* _Instruction_
Every line below that holds the string "JSON" should be copied out.

[start of Dataset rows]

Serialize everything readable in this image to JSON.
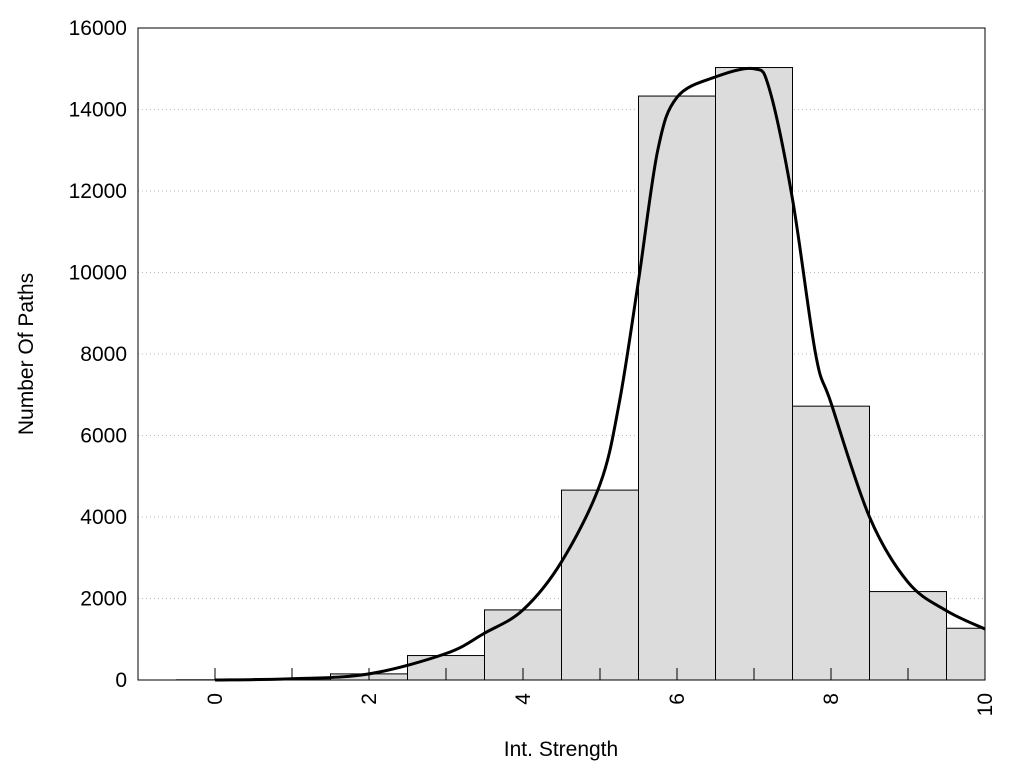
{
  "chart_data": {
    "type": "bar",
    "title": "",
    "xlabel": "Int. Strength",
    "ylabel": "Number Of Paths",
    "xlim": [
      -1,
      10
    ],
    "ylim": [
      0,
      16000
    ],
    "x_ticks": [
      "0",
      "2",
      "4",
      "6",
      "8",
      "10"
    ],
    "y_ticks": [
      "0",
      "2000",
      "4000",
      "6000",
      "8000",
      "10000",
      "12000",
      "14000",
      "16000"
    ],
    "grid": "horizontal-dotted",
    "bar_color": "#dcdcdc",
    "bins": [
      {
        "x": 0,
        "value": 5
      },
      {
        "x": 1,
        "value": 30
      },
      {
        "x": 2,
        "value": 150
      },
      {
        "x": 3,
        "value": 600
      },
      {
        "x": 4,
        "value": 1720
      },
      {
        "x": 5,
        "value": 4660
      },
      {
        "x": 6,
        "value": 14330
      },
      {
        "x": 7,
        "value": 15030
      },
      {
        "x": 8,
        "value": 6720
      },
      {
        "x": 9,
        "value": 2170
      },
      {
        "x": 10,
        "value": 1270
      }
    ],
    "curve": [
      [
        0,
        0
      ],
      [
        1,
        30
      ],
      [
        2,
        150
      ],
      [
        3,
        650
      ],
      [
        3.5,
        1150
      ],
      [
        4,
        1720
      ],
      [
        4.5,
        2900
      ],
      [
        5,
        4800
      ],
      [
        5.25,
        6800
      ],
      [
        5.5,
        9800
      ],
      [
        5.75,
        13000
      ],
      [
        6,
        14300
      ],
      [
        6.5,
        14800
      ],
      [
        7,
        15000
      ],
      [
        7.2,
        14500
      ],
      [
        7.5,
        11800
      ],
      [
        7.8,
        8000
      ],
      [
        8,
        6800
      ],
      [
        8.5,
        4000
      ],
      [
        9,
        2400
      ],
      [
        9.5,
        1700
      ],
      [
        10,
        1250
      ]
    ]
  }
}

[end of Dataset rows]
[start of Dataset rows]

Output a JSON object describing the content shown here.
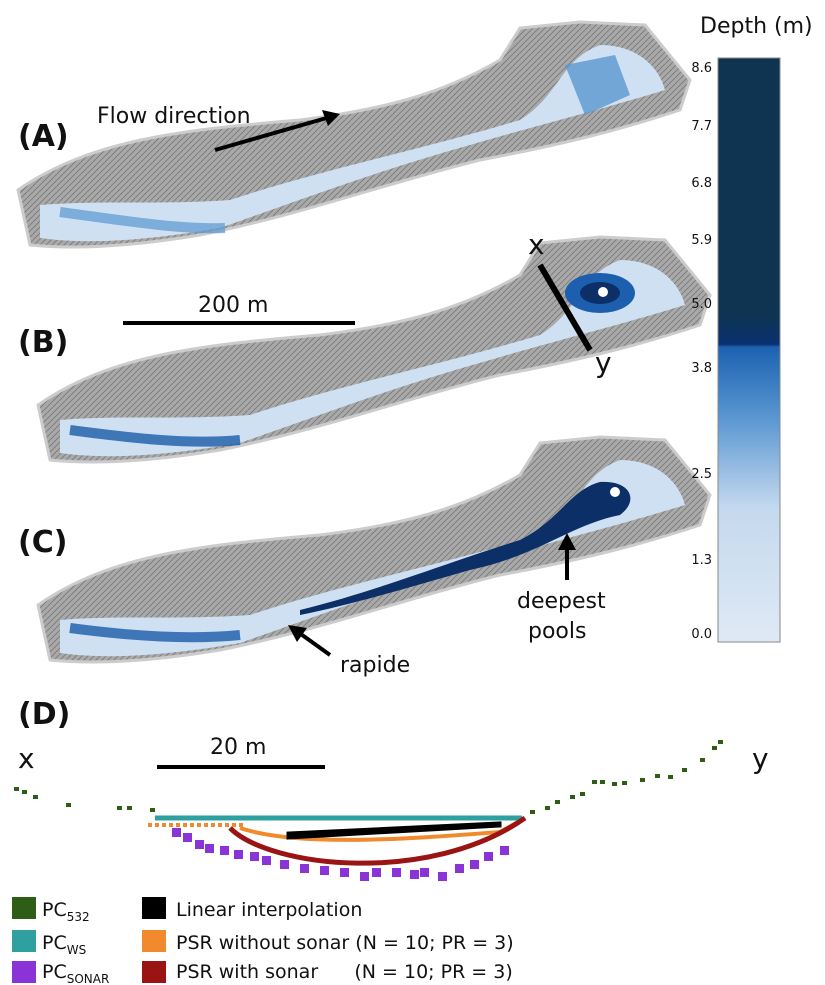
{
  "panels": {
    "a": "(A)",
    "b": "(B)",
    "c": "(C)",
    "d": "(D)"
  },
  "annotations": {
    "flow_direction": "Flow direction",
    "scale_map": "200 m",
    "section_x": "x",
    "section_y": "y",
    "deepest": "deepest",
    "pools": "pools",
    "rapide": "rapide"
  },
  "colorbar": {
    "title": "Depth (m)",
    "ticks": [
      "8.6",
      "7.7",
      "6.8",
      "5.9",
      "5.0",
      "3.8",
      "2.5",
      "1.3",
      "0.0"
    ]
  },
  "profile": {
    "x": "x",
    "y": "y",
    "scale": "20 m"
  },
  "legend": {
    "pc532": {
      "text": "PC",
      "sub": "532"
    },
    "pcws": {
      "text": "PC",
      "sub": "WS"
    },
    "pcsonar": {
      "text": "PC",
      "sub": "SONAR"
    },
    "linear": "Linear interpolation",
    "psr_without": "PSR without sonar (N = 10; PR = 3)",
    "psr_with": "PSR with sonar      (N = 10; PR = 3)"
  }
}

[end of Dataset rows]

* _Result below_
Serialize everything readable in this image to JSON.
Output a JSON object describing the content shown here.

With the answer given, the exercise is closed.